Problem statement
Write down each entry again, exactly as it reads.

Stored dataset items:

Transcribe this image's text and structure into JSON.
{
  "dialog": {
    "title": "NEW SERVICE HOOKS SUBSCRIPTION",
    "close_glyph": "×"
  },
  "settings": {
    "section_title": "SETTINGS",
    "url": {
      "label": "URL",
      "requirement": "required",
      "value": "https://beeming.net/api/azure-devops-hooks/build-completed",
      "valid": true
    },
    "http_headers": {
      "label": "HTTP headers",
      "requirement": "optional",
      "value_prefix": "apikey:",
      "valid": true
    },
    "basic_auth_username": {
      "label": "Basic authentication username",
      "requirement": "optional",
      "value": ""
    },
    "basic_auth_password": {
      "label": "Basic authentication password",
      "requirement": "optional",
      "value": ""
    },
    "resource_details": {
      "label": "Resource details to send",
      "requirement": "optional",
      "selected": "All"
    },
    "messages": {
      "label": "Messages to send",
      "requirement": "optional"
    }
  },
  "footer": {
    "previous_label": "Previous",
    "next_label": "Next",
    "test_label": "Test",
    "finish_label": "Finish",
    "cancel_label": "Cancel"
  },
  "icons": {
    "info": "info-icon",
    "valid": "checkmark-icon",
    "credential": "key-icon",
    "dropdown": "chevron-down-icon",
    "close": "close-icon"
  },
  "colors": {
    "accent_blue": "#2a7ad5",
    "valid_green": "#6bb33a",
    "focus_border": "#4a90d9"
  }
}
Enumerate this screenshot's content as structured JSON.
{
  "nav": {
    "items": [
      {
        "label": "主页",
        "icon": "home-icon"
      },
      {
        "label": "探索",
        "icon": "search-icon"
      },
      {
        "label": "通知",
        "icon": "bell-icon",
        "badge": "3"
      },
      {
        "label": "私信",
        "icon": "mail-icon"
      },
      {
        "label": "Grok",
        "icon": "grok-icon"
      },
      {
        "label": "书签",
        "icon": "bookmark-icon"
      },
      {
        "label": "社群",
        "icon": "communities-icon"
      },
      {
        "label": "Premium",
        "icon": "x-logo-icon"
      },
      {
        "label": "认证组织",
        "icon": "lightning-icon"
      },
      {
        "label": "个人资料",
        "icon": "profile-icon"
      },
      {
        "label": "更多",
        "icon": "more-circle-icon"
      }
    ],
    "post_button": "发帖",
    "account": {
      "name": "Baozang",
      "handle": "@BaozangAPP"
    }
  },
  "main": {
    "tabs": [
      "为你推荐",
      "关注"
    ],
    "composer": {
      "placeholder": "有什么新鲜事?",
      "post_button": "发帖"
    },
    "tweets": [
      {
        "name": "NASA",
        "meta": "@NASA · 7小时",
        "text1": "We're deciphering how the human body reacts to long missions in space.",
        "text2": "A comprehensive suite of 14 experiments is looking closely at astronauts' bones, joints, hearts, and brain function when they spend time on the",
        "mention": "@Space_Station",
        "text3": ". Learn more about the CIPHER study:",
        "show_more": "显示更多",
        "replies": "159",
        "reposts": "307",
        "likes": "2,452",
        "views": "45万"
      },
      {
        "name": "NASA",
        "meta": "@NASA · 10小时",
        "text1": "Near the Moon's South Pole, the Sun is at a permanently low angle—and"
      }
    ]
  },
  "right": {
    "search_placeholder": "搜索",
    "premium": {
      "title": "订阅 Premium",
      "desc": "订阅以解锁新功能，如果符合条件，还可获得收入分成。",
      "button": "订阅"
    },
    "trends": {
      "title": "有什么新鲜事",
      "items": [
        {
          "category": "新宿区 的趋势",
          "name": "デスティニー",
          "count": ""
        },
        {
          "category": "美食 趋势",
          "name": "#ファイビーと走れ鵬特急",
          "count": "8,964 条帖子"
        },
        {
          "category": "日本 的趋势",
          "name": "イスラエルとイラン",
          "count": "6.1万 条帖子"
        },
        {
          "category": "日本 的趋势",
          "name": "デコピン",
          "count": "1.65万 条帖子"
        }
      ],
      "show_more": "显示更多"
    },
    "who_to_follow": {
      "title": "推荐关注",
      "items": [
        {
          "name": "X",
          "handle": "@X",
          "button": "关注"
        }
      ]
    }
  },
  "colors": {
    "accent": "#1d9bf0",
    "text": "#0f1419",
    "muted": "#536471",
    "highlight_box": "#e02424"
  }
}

Answer to this task
Transcribe this image's text and structure into JSON.
{
  "dialog": {
    "title": "NEW SERVICE HOOKS SUBSCRIPTION",
    "close_glyph": "×"
  },
  "settings": {
    "section_title": "SETTINGS",
    "url": {
      "label": "URL",
      "requirement": "required",
      "value": "https://beeming.net/api/azure-devops-hooks/build-completed",
      "valid": true
    },
    "http_headers": {
      "label": "HTTP headers",
      "requirement": "optional",
      "value_prefix": "apikey:",
      "valid": true
    },
    "basic_auth_username": {
      "label": "Basic authentication username",
      "requirement": "optional",
      "value": ""
    },
    "basic_auth_password": {
      "label": "Basic authentication password",
      "requirement": "optional",
      "value": ""
    },
    "resource_details": {
      "label": "Resource details to send",
      "requirement": "optional",
      "selected": "All"
    },
    "messages": {
      "label": "Messages to send",
      "requirement": "optional"
    }
  },
  "footer": {
    "previous_label": "Previous",
    "next_label": "Next",
    "test_label": "Test",
    "finish_label": "Finish",
    "cancel_label": "Cancel"
  },
  "icons": {
    "info": "info-icon",
    "valid": "checkmark-icon",
    "credential": "key-icon",
    "dropdown": "chevron-down-icon",
    "close": "close-icon"
  },
  "colors": {
    "accent_blue": "#2a7ad5",
    "valid_green": "#6bb33a",
    "focus_border": "#4a90d9"
  }
}
Enumerate this screenshot's content as structured JSON.
{
  "nav": {
    "items": [
      {
        "label": "主页",
        "icon": "home-icon"
      },
      {
        "label": "探索",
        "icon": "search-icon"
      },
      {
        "label": "通知",
        "icon": "bell-icon",
        "badge": "3"
      },
      {
        "label": "私信",
        "icon": "mail-icon"
      },
      {
        "label": "Grok",
        "icon": "grok-icon"
      },
      {
        "label": "书签",
        "icon": "bookmark-icon"
      },
      {
        "label": "社群",
        "icon": "communities-icon"
      },
      {
        "label": "Premium",
        "icon": "x-logo-icon"
      },
      {
        "label": "认证组织",
        "icon": "lightning-icon"
      },
      {
        "label": "个人资料",
        "icon": "profile-icon"
      },
      {
        "label": "更多",
        "icon": "more-circle-icon"
      }
    ],
    "post_button": "发帖",
    "account": {
      "name": "Baozang",
      "handle": "@BaozangAPP"
    }
  },
  "main": {
    "tabs": [
      "为你推荐",
      "关注"
    ],
    "composer": {
      "placeholder": "有什么新鲜事?",
      "post_button": "发帖"
    },
    "tweets": [
      {
        "name": "NASA",
        "meta": "@NASA · 7小时",
        "text1": "We're deciphering how the human body reacts to long missions in space.",
        "text2": "A comprehensive suite of 14 experiments is looking closely at astronauts' bones, joints, hearts, and brain function when they spend time on the",
        "mention": "@Space_Station",
        "text3": ". Learn more about the CIPHER study:",
        "show_more": "显示更多",
        "replies": "159",
        "reposts": "307",
        "likes": "2,452",
        "views": "45万"
      },
      {
        "name": "NASA",
        "meta": "@NASA · 10小时",
        "text1": "Near the Moon's South Pole, the Sun is at a permanently low angle—and"
      }
    ]
  },
  "right": {
    "search_placeholder": "搜索",
    "premium": {
      "title": "订阅 Premium",
      "desc": "订阅以解锁新功能，如果符合条件，还可获得收入分成。",
      "button": "订阅"
    },
    "trends": {
      "title": "有什么新鲜事",
      "items": [
        {
          "category": "新宿区 的趋势",
          "name": "デスティニー",
          "count": ""
        },
        {
          "category": "美食 趋势",
          "name": "#ファイビーと走れ鵬特急",
          "count": "8,964 条帖子"
        },
        {
          "category": "日本 的趋势",
          "name": "イスラエルとイラン",
          "count": "6.1万 条帖子"
        },
        {
          "category": "日本 的趋势",
          "name": "デコピン",
          "count": "1.65万 条帖子"
        }
      ],
      "show_more": "显示更多"
    },
    "who_to_follow": {
      "title": "推荐关注",
      "items": [
        {
          "name": "X",
          "handle": "@X",
          "button": "关注"
        }
      ]
    }
  },
  "colors": {
    "accent": "#1d9bf0",
    "text": "#0f1419",
    "muted": "#536471",
    "highlight_box": "#e02424"
  }
}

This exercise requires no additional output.